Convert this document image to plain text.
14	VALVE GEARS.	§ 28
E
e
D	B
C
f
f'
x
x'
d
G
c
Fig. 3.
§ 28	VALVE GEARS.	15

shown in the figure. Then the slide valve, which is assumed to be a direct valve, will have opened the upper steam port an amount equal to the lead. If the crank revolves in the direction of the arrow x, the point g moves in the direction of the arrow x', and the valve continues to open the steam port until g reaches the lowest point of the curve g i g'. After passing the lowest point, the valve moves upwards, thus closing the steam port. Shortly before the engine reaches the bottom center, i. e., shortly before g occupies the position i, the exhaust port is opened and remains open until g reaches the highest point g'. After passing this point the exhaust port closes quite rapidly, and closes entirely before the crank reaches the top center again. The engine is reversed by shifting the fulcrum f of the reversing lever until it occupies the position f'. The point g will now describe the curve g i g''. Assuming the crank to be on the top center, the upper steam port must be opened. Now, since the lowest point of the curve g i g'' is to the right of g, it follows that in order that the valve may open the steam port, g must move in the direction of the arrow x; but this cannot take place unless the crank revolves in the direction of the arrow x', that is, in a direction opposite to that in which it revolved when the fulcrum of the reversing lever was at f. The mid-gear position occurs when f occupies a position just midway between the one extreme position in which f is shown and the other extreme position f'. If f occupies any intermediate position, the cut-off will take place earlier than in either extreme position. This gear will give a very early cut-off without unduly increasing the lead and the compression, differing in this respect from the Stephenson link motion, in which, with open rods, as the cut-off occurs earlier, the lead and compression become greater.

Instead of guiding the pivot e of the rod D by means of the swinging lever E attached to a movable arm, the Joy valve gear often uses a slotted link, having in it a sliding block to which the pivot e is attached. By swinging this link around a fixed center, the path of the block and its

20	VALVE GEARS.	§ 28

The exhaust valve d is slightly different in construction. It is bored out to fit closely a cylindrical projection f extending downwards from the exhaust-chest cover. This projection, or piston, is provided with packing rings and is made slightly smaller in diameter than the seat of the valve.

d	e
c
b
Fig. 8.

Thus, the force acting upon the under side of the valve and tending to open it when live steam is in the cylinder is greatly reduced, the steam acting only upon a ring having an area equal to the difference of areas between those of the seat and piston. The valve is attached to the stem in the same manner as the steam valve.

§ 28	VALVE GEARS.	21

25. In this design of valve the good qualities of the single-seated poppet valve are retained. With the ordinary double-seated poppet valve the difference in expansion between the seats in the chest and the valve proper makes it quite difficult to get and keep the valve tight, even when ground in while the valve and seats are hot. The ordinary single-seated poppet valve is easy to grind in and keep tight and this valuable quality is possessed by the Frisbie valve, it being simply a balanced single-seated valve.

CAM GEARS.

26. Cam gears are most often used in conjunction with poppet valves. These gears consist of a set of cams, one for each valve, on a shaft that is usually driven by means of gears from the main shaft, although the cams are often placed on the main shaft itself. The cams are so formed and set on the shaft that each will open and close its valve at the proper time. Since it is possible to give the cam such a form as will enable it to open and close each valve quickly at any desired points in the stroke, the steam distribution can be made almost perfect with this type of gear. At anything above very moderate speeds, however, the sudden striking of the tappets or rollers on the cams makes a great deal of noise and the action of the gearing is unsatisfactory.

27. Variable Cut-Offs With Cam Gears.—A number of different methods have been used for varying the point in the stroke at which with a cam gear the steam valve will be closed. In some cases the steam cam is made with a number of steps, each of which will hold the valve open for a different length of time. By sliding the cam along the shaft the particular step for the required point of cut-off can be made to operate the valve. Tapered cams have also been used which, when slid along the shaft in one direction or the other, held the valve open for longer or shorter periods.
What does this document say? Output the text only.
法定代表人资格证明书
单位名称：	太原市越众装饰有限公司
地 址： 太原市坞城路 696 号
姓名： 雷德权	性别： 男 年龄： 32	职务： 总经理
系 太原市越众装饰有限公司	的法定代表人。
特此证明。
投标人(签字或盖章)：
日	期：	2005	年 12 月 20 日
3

Task instructions:
Copy every line of the listing containing the string "attached".

Result of the task:
Instead of guiding the pivot e of the rod D by means of the swinging lever E attached to a movable arm, the Joy valve gear often uses a slotted link, having in it a sliding block to which the pivot e is attached. By swinging this link around a fixed center, the path of the block and its
Thus, the force acting upon the under side of the valve and tending to open it when live steam is in the cylinder is greatly reduced, the steam acting only upon a ring having an area equal to the difference of areas between those of the seat and piston. The valve is attached to the stem in the same manner as the steam valve.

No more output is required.